● TASK STATEMENT: Gather from the listing below each line that includes the word "Operations", and copy it.

[START OF RAW DATA]

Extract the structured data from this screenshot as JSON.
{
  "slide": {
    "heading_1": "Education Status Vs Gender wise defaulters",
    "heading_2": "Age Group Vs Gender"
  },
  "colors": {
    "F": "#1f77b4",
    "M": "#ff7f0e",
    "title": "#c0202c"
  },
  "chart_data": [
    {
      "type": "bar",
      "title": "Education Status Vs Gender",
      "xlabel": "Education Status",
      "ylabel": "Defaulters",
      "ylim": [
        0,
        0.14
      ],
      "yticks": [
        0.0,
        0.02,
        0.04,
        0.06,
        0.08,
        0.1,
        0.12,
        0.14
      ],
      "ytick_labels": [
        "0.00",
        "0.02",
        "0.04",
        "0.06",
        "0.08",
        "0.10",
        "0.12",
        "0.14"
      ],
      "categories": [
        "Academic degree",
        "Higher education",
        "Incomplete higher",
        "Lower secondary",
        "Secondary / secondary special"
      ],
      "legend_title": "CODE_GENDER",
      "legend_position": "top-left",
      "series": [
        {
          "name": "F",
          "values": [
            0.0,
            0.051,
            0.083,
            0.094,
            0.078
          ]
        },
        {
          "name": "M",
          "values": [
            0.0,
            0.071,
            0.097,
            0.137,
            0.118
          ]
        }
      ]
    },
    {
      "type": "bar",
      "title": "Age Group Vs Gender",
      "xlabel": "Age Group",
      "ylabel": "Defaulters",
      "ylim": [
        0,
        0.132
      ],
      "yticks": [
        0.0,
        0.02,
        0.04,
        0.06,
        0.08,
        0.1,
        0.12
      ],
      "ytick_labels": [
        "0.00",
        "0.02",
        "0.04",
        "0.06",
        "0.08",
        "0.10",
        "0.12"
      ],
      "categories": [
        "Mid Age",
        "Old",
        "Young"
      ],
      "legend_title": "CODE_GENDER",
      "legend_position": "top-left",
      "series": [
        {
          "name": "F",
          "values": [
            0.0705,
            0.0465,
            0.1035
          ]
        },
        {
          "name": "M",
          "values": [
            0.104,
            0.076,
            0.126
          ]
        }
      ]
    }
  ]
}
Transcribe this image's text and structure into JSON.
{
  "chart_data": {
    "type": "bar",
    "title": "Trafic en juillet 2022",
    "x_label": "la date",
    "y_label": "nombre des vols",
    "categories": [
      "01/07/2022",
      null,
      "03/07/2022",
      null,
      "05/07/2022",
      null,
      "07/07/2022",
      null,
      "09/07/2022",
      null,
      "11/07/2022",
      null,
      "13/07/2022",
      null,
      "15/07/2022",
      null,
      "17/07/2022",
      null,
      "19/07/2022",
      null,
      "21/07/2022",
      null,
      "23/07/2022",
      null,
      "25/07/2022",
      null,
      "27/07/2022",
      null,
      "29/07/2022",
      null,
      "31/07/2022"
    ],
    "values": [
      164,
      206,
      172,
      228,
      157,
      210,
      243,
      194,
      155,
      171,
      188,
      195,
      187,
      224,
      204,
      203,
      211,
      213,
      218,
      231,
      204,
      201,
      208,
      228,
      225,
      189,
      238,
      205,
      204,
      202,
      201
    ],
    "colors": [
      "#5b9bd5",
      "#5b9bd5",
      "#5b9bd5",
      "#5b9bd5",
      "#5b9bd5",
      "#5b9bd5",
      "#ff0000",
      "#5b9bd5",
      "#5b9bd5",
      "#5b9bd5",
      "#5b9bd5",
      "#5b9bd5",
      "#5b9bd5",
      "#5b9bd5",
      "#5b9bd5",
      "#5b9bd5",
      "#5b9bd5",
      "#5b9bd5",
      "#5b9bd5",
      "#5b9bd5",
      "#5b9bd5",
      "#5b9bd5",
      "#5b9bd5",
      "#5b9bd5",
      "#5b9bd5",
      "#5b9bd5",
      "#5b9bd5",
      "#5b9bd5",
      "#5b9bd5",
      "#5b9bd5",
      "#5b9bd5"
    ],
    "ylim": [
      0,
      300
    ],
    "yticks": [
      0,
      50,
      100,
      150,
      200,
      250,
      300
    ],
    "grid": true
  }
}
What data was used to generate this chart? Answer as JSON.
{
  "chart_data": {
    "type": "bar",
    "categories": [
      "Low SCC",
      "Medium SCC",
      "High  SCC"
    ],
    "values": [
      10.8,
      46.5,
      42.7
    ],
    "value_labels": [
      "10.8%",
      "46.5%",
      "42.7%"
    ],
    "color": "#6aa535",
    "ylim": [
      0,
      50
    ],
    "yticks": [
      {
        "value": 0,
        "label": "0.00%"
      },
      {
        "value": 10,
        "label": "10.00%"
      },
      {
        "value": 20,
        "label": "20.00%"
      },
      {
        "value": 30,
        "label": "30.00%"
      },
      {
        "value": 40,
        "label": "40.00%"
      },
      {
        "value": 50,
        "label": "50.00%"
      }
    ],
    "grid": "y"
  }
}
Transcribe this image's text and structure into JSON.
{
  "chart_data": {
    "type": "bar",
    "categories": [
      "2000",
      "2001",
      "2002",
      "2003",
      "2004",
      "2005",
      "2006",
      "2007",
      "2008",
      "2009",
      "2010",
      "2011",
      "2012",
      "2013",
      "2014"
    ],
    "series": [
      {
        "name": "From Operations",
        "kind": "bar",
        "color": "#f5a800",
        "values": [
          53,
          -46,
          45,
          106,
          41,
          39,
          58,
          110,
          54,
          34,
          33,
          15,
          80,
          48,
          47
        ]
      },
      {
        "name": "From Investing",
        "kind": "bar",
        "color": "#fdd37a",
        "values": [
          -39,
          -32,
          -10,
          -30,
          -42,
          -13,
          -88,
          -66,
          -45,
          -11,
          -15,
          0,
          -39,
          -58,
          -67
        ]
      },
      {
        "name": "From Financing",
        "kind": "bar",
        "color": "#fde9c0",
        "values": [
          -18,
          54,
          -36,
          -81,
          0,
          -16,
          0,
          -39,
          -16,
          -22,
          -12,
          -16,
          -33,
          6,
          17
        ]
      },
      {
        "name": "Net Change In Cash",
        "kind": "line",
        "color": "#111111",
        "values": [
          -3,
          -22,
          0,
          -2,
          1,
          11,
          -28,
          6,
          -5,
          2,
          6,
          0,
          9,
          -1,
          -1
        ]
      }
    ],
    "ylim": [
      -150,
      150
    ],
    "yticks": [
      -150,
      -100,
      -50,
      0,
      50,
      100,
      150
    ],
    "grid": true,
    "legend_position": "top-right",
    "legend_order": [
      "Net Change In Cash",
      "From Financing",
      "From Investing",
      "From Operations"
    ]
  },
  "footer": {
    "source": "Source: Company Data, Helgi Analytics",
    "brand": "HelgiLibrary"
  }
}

[END OF RAW DATA]

● RESPONSE:
        "name": "From Operations",
      "From Operations"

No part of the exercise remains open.